STATED GOAL =>
Give every line back verbatim, dropping all images.

TASK MATERIAL =>
§
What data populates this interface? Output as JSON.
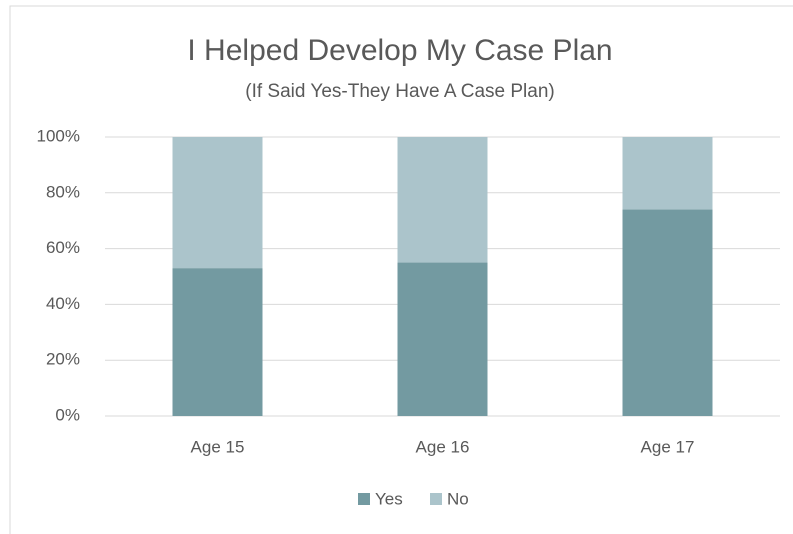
{
  "chart_data": {
    "type": "stacked_bar",
    "title": "I Helped Develop My Case Plan",
    "subtitle": "(If Said Yes-They Have A Case Plan)",
    "categories": [
      "Age 15",
      "Age 16",
      "Age 17"
    ],
    "series": [
      {
        "name": "Yes",
        "color": "#739aa1",
        "values": [
          53,
          55,
          74
        ]
      },
      {
        "name": "No",
        "color": "#abc4cb",
        "values": [
          47,
          45,
          26
        ]
      }
    ],
    "ylim": [
      0,
      100
    ],
    "yticks": [
      {
        "value": 0,
        "label": "0%"
      },
      {
        "value": 20,
        "label": "20%"
      },
      {
        "value": 40,
        "label": "40%"
      },
      {
        "value": 60,
        "label": "60%"
      },
      {
        "value": 80,
        "label": "80%"
      },
      {
        "value": 100,
        "label": "100%"
      }
    ],
    "grid": true,
    "legend": "bottom"
  }
}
§
WORKED ANSWER =>
What data populates this interface? Output as JSON.
{
  "chart_data": {
    "type": "stacked_bar",
    "title": "I Helped Develop My Case Plan",
    "subtitle": "(If Said Yes-They Have A Case Plan)",
    "categories": [
      "Age 15",
      "Age 16",
      "Age 17"
    ],
    "series": [
      {
        "name": "Yes",
        "color": "#739aa1",
        "values": [
          53,
          55,
          74
        ]
      },
      {
        "name": "No",
        "color": "#abc4cb",
        "values": [
          47,
          45,
          26
        ]
      }
    ],
    "ylim": [
      0,
      100
    ],
    "yticks": [
      {
        "value": 0,
        "label": "0%"
      },
      {
        "value": 20,
        "label": "20%"
      },
      {
        "value": 40,
        "label": "40%"
      },
      {
        "value": 60,
        "label": "60%"
      },
      {
        "value": 80,
        "label": "80%"
      },
      {
        "value": 100,
        "label": "100%"
      }
    ],
    "grid": true,
    "legend": "bottom"
  }
}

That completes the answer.